Start of Given passage

Jill Stein officially announced her entrance into the governor's race on the steps of the Massachusetts State House in Boston on February 8, 2010. As of February 25, she was polling at 3% in that race. Stein announced on April 3, 2010, that her lieutenant governor running mate would be Richard P. 'Rick' Purcell (born December 21, 1959), an ergonomics specialist from Holyoke. Purcell was born in 1959 in Albuquerque, New Mexico and grew up on the Tohajiilee Indian Reservation in New Mexico. He moved to Holyoke, Massachusetts in 1974 and graduated from Chicopee Comprehensive High School in 1977. He works as an ergonomics specialist with Baystate Medical Center in Springfield, Massachusetts. Purcell served as a buck sergeant during the Gulf War. He was also stationed in Korea and Germany. Purcell sought election to the Holyoke City Council in 2002, 2007, 2011 and 2013.

Beyond Stein's run for governor, three additional candidates ran for office as Green-Rainbow candidates: two for the state legislature and one for state auditor. In the state's 4th Berkshire District, Lee Scott Laugenour announced that he would challenge incumbent State Representative William "Smitty" Pignatelli. The state's 3rd Berkshire District saw a race between Green-Rainbow Party candidate Mark Miller and incumbent candidate Christopher N. Speranzo. Nat Fortune rounded out the ticket, running for Massachusetts Auditor.

On election day Mark Miller received 30 percent of the vote in a four-way race, losing by 192 votes, the best result for any Green running for state legislature in the United States in 2010. Miller received 1,748 votes, and was bested by the Democratic candidate Patricia Farley-Bouvier who received 1,940 votes (33%). Two other candidates, Pam Malmurphy(I) (1,325 votes- 22%) and Mark Jester (R) (899 votes- 15%) also ran. In the race for State Auditior, Nat Fortune received 5 percent of the vote guaranteeing the Green-Rainbow Party official party status in Massachusetts for the subsequent two years.

End of Given passage

• **Task requirements**
- a) From the passage on the 2010 Green-Rainbow campaigns in Massachusetts, list each candidate in the four-way race that Mark Miller lost, with the number of votes each received.
- b) Continue the passage on the 2010 Green-Rainbow campaigns in Massachusetts, starting after its final sentence.

Start of Data section

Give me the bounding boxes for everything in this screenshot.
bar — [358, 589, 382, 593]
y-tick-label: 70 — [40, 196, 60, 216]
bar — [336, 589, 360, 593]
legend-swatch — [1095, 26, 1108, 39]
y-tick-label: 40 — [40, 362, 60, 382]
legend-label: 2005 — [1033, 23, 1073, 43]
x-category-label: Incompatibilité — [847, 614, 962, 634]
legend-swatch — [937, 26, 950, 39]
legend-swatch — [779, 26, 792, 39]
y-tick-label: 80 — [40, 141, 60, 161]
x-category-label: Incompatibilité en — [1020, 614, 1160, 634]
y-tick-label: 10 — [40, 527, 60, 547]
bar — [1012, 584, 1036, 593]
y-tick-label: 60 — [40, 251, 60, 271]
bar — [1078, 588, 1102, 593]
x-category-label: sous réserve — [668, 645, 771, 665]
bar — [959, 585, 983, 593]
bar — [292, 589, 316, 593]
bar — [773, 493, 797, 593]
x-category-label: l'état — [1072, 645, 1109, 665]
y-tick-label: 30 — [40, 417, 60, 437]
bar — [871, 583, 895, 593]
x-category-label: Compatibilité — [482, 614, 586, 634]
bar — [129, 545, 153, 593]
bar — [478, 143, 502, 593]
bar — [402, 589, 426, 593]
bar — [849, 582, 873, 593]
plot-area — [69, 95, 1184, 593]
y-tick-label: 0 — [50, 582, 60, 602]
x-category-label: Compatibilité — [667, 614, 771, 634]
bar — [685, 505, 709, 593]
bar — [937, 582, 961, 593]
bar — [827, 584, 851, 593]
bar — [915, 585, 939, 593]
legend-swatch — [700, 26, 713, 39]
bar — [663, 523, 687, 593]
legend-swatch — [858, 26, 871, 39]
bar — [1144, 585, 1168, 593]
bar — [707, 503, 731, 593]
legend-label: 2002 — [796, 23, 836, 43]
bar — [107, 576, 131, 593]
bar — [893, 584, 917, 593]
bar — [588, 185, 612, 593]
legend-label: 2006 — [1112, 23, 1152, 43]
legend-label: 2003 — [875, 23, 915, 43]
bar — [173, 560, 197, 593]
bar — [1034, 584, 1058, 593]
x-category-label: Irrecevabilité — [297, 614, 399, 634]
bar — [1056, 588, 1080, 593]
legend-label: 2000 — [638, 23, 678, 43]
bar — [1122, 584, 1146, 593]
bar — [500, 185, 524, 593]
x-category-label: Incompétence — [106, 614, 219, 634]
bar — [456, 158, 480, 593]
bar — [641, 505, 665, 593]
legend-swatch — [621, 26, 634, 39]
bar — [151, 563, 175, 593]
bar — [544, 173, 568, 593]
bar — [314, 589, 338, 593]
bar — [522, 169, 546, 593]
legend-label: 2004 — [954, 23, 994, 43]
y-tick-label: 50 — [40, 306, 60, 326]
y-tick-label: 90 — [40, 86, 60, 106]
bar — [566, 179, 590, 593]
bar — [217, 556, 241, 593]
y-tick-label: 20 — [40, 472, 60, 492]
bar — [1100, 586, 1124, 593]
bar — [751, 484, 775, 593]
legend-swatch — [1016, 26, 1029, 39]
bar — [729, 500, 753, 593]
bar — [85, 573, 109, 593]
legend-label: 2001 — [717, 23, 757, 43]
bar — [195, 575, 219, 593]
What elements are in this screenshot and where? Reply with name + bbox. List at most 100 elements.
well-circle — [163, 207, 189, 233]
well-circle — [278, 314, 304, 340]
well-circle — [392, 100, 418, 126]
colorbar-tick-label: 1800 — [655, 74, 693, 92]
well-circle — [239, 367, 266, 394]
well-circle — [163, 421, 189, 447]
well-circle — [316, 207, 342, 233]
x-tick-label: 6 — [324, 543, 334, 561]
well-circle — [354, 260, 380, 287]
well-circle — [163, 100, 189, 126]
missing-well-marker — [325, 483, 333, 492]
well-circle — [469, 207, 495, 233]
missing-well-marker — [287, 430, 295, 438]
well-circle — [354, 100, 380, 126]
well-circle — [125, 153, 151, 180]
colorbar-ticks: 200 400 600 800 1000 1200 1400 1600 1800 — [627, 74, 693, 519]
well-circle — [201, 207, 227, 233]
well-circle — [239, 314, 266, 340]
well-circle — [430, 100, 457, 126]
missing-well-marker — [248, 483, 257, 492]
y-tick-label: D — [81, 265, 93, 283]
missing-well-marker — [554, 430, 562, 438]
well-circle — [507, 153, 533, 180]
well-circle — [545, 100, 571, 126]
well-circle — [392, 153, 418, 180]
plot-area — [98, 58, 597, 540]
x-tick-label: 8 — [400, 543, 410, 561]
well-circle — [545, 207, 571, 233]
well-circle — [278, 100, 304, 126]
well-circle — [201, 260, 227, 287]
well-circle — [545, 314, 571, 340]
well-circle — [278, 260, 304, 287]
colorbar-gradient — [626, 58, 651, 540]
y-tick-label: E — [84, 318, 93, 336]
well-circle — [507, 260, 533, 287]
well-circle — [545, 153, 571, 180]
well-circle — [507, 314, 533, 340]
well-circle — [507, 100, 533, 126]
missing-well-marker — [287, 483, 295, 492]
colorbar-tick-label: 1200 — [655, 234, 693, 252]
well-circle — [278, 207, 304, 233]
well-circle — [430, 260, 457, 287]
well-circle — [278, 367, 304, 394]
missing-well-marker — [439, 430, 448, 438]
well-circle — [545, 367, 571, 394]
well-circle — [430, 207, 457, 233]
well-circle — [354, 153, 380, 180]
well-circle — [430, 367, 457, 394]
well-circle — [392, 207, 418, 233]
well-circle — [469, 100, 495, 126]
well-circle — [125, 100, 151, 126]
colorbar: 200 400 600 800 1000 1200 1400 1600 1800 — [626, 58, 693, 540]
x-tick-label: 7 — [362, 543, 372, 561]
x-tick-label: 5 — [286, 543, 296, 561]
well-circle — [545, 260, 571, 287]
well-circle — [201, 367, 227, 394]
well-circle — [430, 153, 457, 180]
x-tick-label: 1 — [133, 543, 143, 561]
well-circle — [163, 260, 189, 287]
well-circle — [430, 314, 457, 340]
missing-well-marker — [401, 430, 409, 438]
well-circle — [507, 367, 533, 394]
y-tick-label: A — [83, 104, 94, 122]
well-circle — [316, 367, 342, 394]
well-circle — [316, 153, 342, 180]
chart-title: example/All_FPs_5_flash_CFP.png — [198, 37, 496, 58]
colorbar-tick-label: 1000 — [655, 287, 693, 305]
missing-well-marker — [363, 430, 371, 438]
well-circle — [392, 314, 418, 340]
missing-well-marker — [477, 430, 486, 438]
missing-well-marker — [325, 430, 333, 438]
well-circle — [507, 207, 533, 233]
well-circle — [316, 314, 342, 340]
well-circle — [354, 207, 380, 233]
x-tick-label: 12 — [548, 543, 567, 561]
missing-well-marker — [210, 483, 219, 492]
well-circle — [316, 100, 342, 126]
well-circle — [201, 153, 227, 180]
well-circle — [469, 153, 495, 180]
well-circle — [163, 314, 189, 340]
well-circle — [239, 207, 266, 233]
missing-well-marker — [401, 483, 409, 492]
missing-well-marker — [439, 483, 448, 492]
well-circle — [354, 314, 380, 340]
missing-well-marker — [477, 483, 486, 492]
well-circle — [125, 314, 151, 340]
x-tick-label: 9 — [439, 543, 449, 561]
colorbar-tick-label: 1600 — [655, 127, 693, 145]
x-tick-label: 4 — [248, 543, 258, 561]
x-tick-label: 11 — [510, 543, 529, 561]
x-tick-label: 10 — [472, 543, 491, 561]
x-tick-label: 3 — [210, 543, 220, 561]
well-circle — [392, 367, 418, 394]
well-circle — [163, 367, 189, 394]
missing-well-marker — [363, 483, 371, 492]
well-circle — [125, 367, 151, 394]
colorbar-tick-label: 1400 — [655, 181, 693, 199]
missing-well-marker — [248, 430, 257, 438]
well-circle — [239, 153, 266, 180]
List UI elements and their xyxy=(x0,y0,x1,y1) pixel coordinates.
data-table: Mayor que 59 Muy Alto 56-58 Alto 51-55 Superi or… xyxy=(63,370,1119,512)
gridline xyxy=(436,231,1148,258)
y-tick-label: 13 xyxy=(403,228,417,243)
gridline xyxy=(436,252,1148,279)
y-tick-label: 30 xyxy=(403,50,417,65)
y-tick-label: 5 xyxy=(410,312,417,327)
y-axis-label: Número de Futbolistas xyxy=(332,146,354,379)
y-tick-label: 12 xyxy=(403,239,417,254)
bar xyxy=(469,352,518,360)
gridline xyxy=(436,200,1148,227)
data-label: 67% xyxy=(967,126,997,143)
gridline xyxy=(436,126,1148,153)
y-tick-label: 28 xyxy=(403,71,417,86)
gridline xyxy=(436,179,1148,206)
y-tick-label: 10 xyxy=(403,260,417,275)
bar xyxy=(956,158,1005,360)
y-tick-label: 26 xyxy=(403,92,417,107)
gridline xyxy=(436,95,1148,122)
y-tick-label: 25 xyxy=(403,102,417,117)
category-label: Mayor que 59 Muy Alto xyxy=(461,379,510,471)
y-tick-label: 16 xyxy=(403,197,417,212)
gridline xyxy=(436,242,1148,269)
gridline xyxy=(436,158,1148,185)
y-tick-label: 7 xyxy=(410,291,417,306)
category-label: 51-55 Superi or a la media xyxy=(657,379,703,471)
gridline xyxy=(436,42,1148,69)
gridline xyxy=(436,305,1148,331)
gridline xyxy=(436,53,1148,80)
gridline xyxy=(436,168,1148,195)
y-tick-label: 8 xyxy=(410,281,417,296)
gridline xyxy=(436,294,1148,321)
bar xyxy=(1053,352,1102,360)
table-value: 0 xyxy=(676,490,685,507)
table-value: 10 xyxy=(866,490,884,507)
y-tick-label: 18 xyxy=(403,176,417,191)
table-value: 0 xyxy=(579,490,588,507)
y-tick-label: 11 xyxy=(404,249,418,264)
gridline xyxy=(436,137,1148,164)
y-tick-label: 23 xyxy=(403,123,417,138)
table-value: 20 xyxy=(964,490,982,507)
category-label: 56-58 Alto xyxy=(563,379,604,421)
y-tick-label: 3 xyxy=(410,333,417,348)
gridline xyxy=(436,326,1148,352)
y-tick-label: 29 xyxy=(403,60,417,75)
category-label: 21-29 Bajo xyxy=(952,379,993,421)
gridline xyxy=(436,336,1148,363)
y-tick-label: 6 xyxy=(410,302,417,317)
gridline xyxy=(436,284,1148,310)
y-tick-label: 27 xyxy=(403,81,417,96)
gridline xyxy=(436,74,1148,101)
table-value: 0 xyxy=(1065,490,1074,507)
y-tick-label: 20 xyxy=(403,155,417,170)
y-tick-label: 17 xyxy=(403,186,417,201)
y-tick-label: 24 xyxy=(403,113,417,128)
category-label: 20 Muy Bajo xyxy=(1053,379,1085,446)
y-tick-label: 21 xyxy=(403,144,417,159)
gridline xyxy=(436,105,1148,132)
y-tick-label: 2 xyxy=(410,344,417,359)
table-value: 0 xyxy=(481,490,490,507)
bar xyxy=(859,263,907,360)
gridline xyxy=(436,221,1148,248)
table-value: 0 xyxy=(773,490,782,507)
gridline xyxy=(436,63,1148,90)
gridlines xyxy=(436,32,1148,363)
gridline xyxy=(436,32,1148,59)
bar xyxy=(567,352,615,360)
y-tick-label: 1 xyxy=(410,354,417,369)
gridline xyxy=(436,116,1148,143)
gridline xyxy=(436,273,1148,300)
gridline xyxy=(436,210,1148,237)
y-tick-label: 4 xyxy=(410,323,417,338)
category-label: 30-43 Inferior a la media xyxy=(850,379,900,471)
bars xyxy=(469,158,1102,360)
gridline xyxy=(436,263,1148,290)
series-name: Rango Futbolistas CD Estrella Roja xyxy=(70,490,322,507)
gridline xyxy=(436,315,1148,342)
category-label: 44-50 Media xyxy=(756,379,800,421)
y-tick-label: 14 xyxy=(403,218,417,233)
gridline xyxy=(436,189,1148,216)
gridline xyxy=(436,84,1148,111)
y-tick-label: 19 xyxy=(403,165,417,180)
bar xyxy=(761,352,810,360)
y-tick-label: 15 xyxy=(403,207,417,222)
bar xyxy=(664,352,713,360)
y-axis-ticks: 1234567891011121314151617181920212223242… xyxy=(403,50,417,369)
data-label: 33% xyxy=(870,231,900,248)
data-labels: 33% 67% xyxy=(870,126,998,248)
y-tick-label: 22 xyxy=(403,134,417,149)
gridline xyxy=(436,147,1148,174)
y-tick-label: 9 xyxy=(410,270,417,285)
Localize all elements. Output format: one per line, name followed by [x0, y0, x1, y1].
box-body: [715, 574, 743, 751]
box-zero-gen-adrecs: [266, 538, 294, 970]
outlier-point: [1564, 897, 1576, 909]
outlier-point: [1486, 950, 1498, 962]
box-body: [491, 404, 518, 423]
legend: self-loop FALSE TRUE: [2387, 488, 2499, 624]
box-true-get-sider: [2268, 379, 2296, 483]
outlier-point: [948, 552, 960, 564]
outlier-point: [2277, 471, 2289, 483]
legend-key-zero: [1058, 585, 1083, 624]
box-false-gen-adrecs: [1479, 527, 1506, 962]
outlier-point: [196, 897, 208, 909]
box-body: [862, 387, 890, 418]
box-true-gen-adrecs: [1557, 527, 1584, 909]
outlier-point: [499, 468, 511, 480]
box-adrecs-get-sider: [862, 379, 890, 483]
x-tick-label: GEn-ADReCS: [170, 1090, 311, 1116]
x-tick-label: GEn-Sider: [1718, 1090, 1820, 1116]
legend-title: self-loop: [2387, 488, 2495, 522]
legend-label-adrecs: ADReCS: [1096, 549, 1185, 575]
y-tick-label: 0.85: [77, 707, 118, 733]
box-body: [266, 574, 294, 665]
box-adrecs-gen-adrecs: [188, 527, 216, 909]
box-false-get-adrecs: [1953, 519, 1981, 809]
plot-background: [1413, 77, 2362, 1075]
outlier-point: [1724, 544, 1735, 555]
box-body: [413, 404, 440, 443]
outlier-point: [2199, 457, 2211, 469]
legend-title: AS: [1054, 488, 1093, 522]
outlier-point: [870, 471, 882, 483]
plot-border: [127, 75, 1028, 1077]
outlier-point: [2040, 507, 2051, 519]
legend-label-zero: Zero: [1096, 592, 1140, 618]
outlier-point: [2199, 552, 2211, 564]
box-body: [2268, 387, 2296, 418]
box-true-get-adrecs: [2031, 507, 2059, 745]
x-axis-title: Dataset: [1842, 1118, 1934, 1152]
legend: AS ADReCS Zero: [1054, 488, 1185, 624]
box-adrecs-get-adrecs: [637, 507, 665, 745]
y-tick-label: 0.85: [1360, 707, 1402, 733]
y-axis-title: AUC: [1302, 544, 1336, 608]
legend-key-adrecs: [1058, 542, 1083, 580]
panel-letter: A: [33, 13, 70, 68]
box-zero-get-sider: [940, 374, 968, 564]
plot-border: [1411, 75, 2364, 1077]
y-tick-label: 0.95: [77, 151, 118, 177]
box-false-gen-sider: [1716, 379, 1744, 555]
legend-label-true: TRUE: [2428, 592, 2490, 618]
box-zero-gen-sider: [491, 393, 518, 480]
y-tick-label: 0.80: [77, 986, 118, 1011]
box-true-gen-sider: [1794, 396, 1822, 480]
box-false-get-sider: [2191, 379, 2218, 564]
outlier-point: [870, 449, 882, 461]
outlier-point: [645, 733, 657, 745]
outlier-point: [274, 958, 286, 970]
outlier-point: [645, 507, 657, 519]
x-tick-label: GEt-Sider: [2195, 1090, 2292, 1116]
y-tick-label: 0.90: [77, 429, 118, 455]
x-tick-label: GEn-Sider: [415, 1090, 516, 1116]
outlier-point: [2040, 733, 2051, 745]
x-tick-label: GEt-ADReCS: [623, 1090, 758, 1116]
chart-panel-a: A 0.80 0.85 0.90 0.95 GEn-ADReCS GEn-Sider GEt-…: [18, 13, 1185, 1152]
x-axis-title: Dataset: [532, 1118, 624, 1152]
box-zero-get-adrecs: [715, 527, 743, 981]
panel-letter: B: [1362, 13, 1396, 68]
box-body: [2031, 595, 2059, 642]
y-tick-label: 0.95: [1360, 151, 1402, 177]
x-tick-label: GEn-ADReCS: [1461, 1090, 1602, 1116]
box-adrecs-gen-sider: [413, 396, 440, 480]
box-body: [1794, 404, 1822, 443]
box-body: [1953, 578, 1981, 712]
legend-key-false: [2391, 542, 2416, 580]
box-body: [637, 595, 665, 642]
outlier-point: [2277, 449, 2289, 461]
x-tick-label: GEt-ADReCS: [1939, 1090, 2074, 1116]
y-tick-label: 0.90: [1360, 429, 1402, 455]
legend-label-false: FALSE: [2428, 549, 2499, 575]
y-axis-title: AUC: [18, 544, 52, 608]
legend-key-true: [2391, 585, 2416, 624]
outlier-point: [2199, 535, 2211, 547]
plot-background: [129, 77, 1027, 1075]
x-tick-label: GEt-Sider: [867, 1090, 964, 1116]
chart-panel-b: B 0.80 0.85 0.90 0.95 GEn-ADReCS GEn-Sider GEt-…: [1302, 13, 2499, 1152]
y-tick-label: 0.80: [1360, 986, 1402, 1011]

End of Data section

• **Outputs by task**
- a)
Patricia Farley-Bouvier (Democrat): 1,940 votes
Mark Miller: 1,748 votes
Pam Malmurphy (I): 1,325 votes
Mark Jester (R): 899 votes

- b)
=== Campaign 2012 ===

In 2012, Green-Rainbow Party leader Jill Stein won the presidential nomination of the Green Party of the United States. Stein received 456,169 nationwide while advocating for a Green New Deal to address climate change and financial crises. In Massachusetts, Stein received 19,672 votes (1%). Because Stein did not receive 3% of the vote statewide, the Green-Rainbow Party lost party status.

=== Campaign 2014, regaining of official party status ===

In November 2014, Green-Rainbow Party Statewide candidates Danny Factor (Secretary of State), Ian Jackson (Treasurer) and MK Merelice (auditor) all received more than 3% of the vote which resulted in the Green-Rainbow Party gaining back official party status.

=== Campaign 2015 ===

The Green-Rainbow Party ran three candidates for office in the November 2015 election: Darlene Elias for Holyoke City Council, Plinio Degoes for Cambridge City Council, and Sean Connell for Fall River School Committee. None of the candidates won their election, but all made strong showings, considering that they were all first time candidates.

=== Campaign 2016 ===

The Green-Rainbow Party Massachusetts presidential primary took place on March 1. Five candidates appeared on the ballot, the results are as follows:

County results of the Massachusetts Green presidential primaries, 2016.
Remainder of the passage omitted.